-- START OF Excerpted data --

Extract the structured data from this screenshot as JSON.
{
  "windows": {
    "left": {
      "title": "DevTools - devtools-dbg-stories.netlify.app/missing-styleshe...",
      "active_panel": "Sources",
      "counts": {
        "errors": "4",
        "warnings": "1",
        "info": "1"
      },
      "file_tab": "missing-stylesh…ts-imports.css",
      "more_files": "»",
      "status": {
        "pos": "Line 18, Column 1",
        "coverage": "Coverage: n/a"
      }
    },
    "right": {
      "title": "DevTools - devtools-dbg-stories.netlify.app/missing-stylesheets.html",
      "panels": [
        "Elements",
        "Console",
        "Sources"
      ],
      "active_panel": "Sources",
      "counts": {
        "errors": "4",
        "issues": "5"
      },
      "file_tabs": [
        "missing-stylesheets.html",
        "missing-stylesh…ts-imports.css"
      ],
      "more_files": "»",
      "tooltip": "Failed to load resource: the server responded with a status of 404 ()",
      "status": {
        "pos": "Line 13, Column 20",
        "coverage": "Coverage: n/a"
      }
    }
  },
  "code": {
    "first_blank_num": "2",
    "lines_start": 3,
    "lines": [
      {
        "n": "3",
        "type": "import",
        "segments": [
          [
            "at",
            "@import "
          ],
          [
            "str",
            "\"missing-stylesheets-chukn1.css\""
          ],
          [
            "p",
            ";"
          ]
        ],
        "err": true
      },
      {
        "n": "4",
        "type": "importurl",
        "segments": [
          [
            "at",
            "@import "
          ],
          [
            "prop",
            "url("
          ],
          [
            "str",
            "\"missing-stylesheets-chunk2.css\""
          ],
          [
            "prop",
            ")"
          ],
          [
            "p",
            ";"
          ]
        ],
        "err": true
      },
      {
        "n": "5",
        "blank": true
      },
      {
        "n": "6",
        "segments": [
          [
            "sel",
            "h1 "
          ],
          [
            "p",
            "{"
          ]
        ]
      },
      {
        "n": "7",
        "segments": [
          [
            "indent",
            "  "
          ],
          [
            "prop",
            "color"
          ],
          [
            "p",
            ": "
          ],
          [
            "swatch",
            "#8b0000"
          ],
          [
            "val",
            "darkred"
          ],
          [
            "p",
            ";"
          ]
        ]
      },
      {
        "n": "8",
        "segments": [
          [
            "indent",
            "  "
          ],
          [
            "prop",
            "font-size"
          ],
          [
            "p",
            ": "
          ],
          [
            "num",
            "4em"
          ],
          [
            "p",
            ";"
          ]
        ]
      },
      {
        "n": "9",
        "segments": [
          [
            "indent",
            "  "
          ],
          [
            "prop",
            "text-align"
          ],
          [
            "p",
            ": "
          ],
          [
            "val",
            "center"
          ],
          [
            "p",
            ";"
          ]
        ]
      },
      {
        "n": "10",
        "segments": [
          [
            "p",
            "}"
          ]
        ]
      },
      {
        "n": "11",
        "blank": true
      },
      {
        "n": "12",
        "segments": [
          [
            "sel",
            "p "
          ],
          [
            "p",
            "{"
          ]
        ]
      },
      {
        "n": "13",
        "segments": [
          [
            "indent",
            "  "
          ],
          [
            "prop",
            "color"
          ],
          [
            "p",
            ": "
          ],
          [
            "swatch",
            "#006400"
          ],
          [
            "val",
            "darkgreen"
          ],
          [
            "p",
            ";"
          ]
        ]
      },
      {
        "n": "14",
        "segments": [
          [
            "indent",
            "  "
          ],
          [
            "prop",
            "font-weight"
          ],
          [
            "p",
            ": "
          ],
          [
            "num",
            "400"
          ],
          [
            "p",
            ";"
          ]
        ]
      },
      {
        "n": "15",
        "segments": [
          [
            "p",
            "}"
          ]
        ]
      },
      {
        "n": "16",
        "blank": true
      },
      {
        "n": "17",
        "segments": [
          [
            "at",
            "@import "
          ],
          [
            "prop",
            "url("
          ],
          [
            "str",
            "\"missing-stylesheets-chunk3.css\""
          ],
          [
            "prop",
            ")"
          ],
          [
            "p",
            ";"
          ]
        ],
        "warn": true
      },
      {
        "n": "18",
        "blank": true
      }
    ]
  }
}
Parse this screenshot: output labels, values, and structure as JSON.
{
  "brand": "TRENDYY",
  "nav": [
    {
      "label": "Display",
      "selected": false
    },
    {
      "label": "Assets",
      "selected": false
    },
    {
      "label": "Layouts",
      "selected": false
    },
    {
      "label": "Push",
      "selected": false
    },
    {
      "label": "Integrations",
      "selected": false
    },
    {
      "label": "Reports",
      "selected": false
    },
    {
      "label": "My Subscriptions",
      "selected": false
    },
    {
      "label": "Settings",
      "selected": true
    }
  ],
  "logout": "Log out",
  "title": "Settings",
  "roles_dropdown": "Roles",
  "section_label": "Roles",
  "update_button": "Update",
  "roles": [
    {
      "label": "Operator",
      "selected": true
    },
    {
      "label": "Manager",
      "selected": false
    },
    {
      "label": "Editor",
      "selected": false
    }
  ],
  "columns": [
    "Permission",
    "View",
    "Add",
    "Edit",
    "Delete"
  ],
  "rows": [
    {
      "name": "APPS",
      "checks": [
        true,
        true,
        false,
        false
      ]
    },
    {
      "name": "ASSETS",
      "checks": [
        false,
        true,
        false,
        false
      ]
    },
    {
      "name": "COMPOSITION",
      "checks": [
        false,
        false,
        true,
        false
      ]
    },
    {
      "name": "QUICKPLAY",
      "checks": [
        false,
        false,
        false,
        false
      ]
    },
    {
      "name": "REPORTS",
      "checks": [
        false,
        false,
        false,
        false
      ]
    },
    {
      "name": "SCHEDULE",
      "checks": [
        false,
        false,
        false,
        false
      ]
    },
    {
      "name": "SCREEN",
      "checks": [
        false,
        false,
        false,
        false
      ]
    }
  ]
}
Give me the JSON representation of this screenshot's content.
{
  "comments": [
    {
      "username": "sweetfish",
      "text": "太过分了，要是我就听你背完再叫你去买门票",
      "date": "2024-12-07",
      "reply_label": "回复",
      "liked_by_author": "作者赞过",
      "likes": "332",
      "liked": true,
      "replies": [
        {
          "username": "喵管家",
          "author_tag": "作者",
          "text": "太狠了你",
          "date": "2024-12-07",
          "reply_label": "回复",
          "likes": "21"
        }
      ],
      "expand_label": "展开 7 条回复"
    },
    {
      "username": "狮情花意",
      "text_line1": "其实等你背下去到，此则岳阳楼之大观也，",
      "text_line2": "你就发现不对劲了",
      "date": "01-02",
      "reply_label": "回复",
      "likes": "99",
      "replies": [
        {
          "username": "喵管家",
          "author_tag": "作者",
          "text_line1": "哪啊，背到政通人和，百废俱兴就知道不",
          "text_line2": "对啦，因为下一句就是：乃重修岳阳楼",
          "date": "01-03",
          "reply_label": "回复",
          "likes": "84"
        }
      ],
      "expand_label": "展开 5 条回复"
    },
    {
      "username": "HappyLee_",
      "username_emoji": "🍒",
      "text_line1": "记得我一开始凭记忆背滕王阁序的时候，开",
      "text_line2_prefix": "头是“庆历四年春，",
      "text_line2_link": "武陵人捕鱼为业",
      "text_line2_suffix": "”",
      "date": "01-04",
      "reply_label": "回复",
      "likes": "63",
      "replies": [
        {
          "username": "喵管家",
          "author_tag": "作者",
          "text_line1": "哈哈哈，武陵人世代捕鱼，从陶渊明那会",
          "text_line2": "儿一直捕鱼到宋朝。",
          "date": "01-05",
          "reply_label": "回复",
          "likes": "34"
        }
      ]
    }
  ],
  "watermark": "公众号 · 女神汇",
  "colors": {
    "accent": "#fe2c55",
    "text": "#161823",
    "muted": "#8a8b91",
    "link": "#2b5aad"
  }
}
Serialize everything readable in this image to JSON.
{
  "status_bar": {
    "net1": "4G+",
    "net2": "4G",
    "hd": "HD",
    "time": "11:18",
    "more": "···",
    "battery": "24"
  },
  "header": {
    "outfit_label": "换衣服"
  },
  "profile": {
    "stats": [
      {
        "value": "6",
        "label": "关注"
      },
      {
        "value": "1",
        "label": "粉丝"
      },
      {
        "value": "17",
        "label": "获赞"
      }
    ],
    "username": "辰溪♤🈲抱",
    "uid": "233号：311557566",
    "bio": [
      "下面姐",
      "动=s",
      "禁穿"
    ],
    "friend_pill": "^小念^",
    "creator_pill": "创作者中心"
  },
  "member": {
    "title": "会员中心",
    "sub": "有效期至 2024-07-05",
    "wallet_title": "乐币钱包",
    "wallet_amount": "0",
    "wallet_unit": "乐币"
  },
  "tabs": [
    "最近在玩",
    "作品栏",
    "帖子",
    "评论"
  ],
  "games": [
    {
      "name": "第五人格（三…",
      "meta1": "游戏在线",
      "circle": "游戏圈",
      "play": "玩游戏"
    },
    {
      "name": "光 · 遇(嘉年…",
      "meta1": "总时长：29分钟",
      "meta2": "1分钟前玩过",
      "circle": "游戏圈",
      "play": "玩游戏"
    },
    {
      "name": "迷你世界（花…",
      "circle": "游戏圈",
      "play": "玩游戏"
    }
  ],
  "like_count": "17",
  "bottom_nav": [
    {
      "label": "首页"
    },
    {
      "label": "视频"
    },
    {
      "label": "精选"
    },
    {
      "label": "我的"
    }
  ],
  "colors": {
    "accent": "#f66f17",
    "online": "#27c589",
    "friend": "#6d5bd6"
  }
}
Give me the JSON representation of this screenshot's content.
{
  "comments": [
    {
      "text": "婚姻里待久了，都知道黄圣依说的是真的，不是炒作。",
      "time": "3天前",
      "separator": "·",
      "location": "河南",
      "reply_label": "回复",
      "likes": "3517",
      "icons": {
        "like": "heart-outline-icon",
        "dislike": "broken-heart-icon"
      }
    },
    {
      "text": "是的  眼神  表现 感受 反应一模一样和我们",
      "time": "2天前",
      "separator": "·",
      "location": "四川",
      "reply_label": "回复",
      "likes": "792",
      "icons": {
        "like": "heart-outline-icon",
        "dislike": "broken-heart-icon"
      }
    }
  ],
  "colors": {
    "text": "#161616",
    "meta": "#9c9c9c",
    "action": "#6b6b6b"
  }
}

-- END OF Excerpted data --

▶ Set problem: How many lines in the listing above contain "html"? Answer with the number alone.

▶ Result of the exercise: 2